### Selected text
# Nice Tom



## skeeter666 (May 9, 2009)

Well went out and hit the Northern for the first ever Turkey hunt and after a few hours I was able to find a great bird. Man it is so much fun I am hooked. Thanks Todd


----------



## BPturkeys (Sep 13, 2007)

Yes, that is a **** nice tom...but the picture...I have repeatedly tried to get a moratorium on pictures of guys with a huge smile posed behind their birds...what ever happened to the classic hunting pictures...you know, one foot on the downed game, gun in hand, or maybe a line of guys...some wearing Mackinaw shirts and old leather boots...none with camo... standing in around a string of fat toms hangin from a rope strung between two trees, makeshift tents and assorted camping gear scattered around in the background along with three of four cars...not a 5th wheeler or Dodge Ram Tough pickup to be seen. Are those days just gone?

### Raw data
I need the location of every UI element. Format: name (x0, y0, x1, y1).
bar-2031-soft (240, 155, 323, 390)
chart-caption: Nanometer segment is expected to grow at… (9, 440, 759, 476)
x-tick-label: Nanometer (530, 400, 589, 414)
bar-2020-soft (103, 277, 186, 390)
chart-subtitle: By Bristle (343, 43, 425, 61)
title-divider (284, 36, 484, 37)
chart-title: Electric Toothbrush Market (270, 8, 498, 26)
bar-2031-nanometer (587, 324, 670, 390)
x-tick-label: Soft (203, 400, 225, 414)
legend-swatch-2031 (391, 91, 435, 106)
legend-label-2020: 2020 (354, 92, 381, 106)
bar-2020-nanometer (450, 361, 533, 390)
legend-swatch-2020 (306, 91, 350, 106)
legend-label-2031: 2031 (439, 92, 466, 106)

* * *

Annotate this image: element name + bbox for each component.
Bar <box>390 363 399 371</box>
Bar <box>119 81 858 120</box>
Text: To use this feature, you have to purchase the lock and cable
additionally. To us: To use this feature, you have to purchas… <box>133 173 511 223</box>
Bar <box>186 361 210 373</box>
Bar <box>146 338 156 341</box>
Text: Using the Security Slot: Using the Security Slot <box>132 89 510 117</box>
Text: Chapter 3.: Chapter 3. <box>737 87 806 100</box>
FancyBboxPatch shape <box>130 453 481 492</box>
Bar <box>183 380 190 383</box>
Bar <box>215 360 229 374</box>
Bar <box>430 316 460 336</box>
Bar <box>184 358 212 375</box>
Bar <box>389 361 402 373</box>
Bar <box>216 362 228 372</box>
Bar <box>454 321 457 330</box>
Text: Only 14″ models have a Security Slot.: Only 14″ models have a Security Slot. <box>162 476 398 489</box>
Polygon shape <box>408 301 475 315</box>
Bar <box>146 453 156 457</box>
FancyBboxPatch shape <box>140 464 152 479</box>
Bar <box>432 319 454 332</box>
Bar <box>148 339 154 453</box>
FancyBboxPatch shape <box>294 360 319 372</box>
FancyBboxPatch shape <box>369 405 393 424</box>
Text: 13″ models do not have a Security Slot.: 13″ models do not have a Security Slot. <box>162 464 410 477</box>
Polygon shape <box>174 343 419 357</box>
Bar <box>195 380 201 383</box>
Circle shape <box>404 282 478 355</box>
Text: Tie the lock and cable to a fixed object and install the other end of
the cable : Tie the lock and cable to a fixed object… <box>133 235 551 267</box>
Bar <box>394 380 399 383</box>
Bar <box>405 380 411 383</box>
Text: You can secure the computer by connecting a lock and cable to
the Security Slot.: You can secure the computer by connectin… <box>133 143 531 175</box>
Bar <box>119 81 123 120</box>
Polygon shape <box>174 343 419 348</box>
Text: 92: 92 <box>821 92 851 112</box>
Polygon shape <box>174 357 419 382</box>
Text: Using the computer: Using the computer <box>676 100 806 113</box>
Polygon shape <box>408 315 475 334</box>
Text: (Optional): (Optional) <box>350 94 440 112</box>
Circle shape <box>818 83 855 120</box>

* * *

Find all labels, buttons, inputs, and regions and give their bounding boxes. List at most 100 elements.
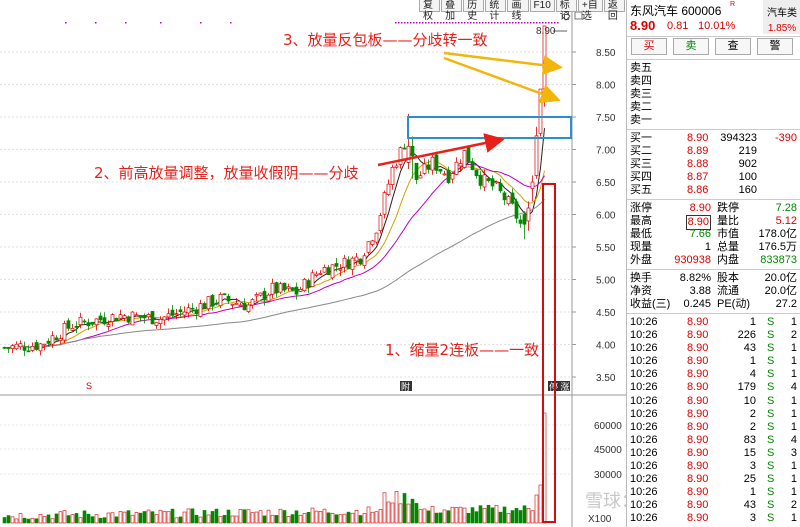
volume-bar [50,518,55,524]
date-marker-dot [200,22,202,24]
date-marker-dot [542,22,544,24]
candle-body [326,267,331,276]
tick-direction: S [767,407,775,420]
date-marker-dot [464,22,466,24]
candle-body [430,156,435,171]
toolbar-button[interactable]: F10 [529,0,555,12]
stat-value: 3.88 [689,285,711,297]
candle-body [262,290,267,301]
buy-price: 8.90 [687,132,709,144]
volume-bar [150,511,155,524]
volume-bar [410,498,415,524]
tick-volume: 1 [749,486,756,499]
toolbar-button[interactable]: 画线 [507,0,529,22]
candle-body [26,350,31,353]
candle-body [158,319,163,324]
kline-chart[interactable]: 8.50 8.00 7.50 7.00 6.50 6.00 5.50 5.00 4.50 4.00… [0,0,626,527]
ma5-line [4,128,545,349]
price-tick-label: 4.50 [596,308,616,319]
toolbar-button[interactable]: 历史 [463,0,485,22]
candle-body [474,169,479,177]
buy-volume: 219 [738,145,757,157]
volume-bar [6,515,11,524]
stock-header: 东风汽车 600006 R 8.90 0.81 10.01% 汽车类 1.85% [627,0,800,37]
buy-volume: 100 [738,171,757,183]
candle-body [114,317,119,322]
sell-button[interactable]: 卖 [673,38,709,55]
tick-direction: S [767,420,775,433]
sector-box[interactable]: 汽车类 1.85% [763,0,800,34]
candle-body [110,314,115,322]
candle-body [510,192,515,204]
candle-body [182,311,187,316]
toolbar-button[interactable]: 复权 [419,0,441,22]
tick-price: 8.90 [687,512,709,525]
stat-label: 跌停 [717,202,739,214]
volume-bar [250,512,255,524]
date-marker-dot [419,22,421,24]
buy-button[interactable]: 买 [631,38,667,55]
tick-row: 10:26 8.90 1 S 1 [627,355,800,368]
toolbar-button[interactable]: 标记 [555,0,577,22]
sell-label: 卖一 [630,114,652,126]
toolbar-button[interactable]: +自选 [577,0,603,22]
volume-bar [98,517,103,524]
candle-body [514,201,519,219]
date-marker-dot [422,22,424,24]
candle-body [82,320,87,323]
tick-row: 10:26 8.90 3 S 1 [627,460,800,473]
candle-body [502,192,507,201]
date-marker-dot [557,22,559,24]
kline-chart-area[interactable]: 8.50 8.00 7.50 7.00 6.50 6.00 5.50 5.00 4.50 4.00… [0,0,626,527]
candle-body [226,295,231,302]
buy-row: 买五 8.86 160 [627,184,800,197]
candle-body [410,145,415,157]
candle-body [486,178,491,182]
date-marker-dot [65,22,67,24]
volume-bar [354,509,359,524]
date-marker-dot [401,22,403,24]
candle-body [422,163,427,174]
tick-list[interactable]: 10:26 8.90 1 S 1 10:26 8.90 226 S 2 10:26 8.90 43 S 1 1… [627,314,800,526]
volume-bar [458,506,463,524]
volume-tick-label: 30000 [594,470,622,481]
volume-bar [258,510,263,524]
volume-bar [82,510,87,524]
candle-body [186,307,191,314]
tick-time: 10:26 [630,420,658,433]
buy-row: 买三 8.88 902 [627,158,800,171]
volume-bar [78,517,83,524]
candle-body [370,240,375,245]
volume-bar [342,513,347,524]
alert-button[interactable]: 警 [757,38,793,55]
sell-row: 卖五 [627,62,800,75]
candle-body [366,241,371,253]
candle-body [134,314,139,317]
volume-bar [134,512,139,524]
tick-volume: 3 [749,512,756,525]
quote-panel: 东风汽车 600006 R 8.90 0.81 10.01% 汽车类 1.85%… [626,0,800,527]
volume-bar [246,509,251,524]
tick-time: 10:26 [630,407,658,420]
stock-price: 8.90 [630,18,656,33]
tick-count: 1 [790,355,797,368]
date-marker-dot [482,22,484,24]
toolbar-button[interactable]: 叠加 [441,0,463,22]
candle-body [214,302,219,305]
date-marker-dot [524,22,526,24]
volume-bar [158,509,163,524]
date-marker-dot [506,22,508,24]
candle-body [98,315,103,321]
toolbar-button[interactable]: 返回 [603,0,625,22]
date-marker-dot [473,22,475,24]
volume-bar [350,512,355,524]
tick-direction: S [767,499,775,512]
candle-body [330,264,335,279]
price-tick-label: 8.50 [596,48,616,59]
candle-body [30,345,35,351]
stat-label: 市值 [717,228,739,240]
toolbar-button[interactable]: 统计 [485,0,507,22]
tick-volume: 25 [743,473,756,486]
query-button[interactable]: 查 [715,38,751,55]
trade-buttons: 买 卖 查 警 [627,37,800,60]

### Required tasks
[a] Print the part of the turkey hunting thread from "Yes, that is" up to and including "days just gone?".
[b] Proceed with the turkey hunting thread, picking up right after its last sentence.

### Answers by task
[a]
Yes, that is a **** nice tom...but the picture...I have repeatedly tried to get a moratorium on pictures of guys with a huge smile posed behind their birds...what ever happened to the classic hunting pictures...you know, one foot on the downed game, gun in hand, or maybe a line of guys...some wearing Mackinaw shirts and old leather boots...none with camo... standing in around a string of fat toms hangin from a rope strung between two trees, makeshift tents and assorted camping gear scattered around in the background along with three of four cars...not a 5th wheeler or Dodge Ram Tough pickup to be seen. Are those days just gone?

[b]
Well, what the heck...welcome first time poster and first time turkey shooter!


----------



## pickaspot (Sep 19, 2007)

Nice Bird! Gotta love turkey huntin'!


----------



## TEX-O-BOB (Sep 12, 2007)

You'll have to excuse BP, he's as old and crusty as his underwear. -O,- 

Nice bird.


----------



## HJB (May 22, 2008)

Nice!
Public or Private?


----------



## dkhntrdstn (Sep 7, 2007)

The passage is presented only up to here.